::: Stored data

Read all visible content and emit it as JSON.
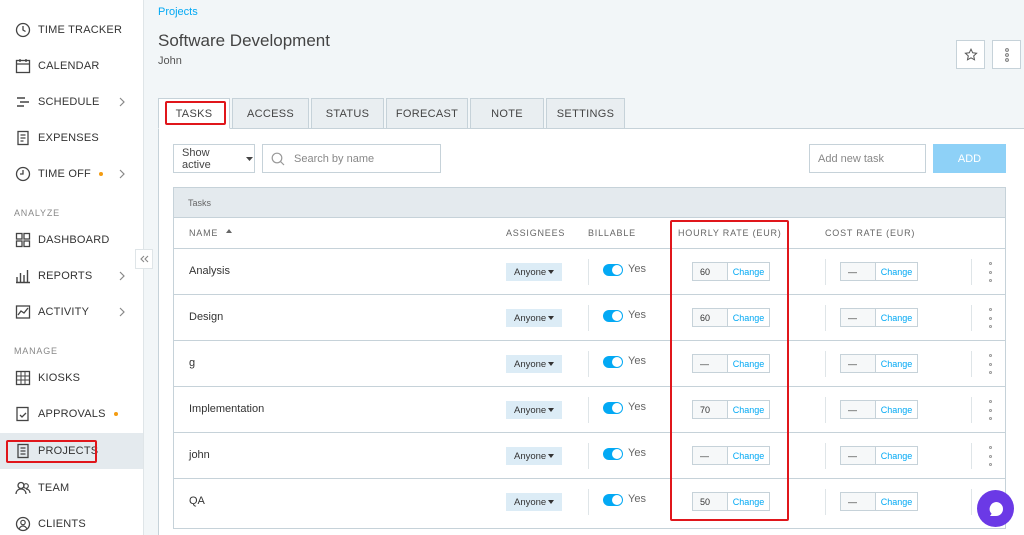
{
  "breadcrumb": "Projects",
  "project": {
    "title": "Software Development",
    "client": "John"
  },
  "sidebar": {
    "items": [
      {
        "label": "TIME TRACKER"
      },
      {
        "label": "CALENDAR"
      },
      {
        "label": "SCHEDULE"
      },
      {
        "label": "EXPENSES"
      },
      {
        "label": "TIME OFF"
      },
      {
        "label": "DASHBOARD"
      },
      {
        "label": "REPORTS"
      },
      {
        "label": "ACTIVITY"
      },
      {
        "label": "KIOSKS"
      },
      {
        "label": "APPROVALS"
      },
      {
        "label": "PROJECTS"
      },
      {
        "label": "TEAM"
      },
      {
        "label": "CLIENTS"
      }
    ],
    "sections": {
      "analyze": "ANALYZE",
      "manage": "MANAGE"
    }
  },
  "tabs": [
    "TASKS",
    "ACCESS",
    "STATUS",
    "FORECAST",
    "NOTE",
    "SETTINGS"
  ],
  "filter": {
    "status_label": "Show active",
    "search_placeholder": "Search by name"
  },
  "add_task": {
    "placeholder": "Add new task",
    "button": "ADD"
  },
  "table": {
    "group_title": "Tasks",
    "columns": {
      "name": "NAME",
      "assignees": "ASSIGNEES",
      "billable": "BILLABLE",
      "hourly_rate": "HOURLY RATE (EUR)",
      "cost_rate": "COST RATE (EUR)"
    },
    "rows": [
      {
        "name": "Analysis",
        "assignee": "Anyone",
        "billable": "Yes",
        "hourly": "60",
        "hourly_action": "Change",
        "cost": "—",
        "cost_action": "Change"
      },
      {
        "name": "Design",
        "assignee": "Anyone",
        "billable": "Yes",
        "hourly": "60",
        "hourly_action": "Change",
        "cost": "—",
        "cost_action": "Change"
      },
      {
        "name": "g",
        "assignee": "Anyone",
        "billable": "Yes",
        "hourly": "—",
        "hourly_action": "Change",
        "cost": "—",
        "cost_action": "Change"
      },
      {
        "name": "Implementation",
        "assignee": "Anyone",
        "billable": "Yes",
        "hourly": "70",
        "hourly_action": "Change",
        "cost": "—",
        "cost_action": "Change"
      },
      {
        "name": "john",
        "assignee": "Anyone",
        "billable": "Yes",
        "hourly": "—",
        "hourly_action": "Change",
        "cost": "—",
        "cost_action": "Change"
      },
      {
        "name": "QA",
        "assignee": "Anyone",
        "billable": "Yes",
        "hourly": "50",
        "hourly_action": "Change",
        "cost": "—",
        "cost_action": "Change"
      }
    ]
  },
  "colors": {
    "accent": "#03a9f4",
    "highlight": "#e0161b",
    "chat": "#6b39e6"
  }
}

::::::

▶ **Exercise details**
Extract, from the listing above, every line where the string "name" occurs.

▶ **Solution to this problem**
    "search_placeholder": "Search by name"
      "name": "NAME",
        "name": "Analysis",
        "name": "Design",
        "name": "g",
        "name": "Implementation",
        "name": "john",
        "name": "QA",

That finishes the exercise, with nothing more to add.